**Task objective**
Can you print every record below exactly as written?

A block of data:
** Start **

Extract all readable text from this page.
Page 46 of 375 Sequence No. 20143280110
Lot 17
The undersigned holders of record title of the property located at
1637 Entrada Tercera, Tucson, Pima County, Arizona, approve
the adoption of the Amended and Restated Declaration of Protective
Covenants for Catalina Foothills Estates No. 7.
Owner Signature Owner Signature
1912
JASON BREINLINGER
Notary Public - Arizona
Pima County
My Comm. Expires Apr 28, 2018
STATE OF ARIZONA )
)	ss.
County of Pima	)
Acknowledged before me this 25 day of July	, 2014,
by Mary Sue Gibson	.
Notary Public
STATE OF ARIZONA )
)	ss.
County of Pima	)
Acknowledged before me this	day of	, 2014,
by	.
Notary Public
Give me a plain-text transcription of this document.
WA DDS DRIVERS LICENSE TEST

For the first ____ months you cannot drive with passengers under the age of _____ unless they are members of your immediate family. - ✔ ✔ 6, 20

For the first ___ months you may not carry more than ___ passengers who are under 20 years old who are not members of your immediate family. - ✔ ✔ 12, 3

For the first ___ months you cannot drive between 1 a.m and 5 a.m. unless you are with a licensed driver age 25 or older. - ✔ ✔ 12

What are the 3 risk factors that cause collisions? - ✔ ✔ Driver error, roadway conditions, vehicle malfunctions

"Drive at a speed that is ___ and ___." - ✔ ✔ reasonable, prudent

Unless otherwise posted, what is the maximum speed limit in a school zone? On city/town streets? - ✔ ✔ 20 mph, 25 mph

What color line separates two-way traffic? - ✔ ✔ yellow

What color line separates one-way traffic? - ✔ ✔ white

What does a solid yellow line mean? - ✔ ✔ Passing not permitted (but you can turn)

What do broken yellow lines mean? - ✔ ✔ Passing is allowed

** End **

**Result of the task**
Extract all readable text from this page.
Page 46 of 375 Sequence No. 20143280110
Lot 17
The undersigned holders of record title of the property located at
1637 Entrada Tercera, Tucson, Pima County, Arizona, approve
the adoption of the Amended and Restated Declaration of Protective
Covenants for Catalina Foothills Estates No. 7.
Owner Signature Owner Signature
1912
JASON BREINLINGER
Notary Public - Arizona
Pima County
My Comm. Expires Apr 28, 2018
STATE OF ARIZONA )
)	ss.
County of Pima	)
Acknowledged before me this 25 day of July	, 2014,
by Mary Sue Gibson	.
Notary Public
STATE OF ARIZONA )
)	ss.
County of Pima	)
Acknowledged before me this	day of	, 2014,
by	.
Notary Public
Give me a plain-text transcription of this document.
WA DDS DRIVERS LICENSE TEST

For the first ____ months you cannot drive with passengers under the age of _____ unless they are members of your immediate family. - ✔ ✔ 6, 20

For the first ___ months you may not carry more than ___ passengers who are under 20 years old who are not members of your immediate family. - ✔ ✔ 12, 3

For the first ___ months you cannot drive between 1 a.m and 5 a.m. unless you are with a licensed driver age 25 or older. - ✔ ✔ 12

What are the 3 risk factors that cause collisions? - ✔ ✔ Driver error, roadway conditions, vehicle malfunctions

"Drive at a speed that is ___ and ___." - ✔ ✔ reasonable, prudent

Unless otherwise posted, what is the maximum speed limit in a school zone? On city/town streets? - ✔ ✔ 20 mph, 25 mph

What color line separates two-way traffic? - ✔ ✔ yellow

What color line separates one-way traffic? - ✔ ✔ white

What does a solid yellow line mean? - ✔ ✔ Passing not permitted (but you can turn)

What do broken yellow lines mean? - ✔ ✔ Passing is allowed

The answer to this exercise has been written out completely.